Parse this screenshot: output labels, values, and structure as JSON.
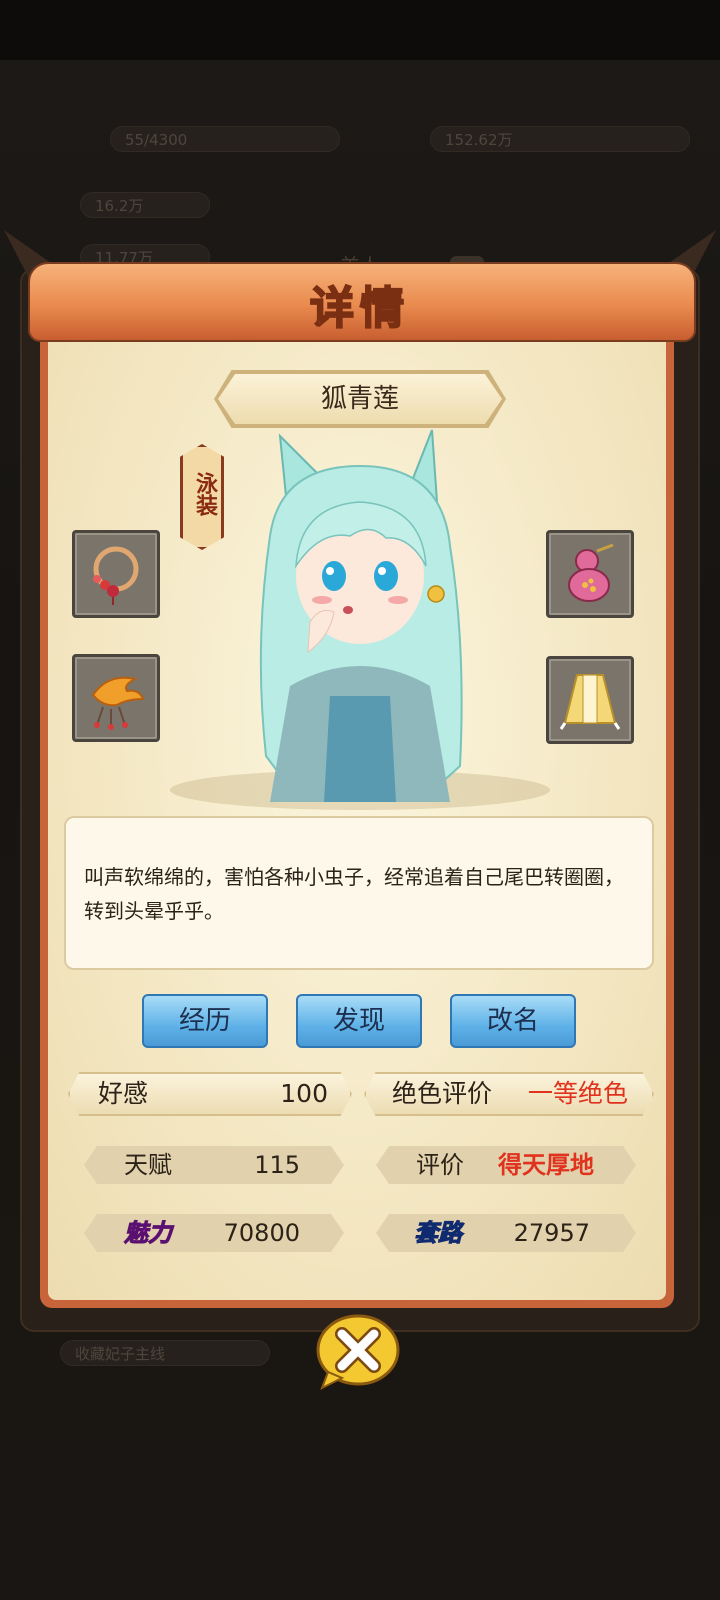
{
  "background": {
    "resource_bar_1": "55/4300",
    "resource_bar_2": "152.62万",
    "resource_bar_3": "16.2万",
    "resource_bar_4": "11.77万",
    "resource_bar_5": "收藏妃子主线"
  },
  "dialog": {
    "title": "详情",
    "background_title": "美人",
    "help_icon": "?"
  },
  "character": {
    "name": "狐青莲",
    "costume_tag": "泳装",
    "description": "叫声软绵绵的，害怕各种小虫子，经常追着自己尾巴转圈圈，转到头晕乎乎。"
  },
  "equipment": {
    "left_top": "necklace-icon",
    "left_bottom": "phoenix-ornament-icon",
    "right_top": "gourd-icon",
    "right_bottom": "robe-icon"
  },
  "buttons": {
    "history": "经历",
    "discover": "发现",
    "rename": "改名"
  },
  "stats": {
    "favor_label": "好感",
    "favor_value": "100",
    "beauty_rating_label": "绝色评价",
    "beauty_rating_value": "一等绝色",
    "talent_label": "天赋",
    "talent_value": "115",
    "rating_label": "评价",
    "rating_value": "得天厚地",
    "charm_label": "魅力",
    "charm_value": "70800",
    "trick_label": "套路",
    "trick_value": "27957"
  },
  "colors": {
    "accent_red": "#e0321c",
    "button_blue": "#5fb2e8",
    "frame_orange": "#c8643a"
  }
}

—————

### [TASK OBJECTIVE]
Copy the whole listing above word for word but do not carry over the pictures.

### [THE ANSWER]
Parse this screenshot: output labels, values, and structure as JSON.
{
  "background": {
    "resource_bar_1": "55/4300",
    "resource_bar_2": "152.62万",
    "resource_bar_3": "16.2万",
    "resource_bar_4": "11.77万",
    "resource_bar_5": "收藏妃子主线"
  },
  "dialog": {
    "title": "详情",
    "background_title": "美人",
    "help_icon": "?"
  },
  "character": {
    "name": "狐青莲",
    "costume_tag": "泳装",
    "description": "叫声软绵绵的，害怕各种小虫子，经常追着自己尾巴转圈圈，转到头晕乎乎。"
  },
  "equipment": {
    "left_top": "necklace-icon",
    "left_bottom": "phoenix-ornament-icon",
    "right_top": "gourd-icon",
    "right_bottom": "robe-icon"
  },
  "buttons": {
    "history": "经历",
    "discover": "发现",
    "rename": "改名"
  },
  "stats": {
    "favor_label": "好感",
    "favor_value": "100",
    "beauty_rating_label": "绝色评价",
    "beauty_rating_value": "一等绝色",
    "talent_label": "天赋",
    "talent_value": "115",
    "rating_label": "评价",
    "rating_value": "得天厚地",
    "charm_label": "魅力",
    "charm_value": "70800",
    "trick_label": "套路",
    "trick_value": "27957"
  },
  "colors": {
    "accent_red": "#e0321c",
    "button_blue": "#5fb2e8",
    "frame_orange": "#c8643a"
  }
}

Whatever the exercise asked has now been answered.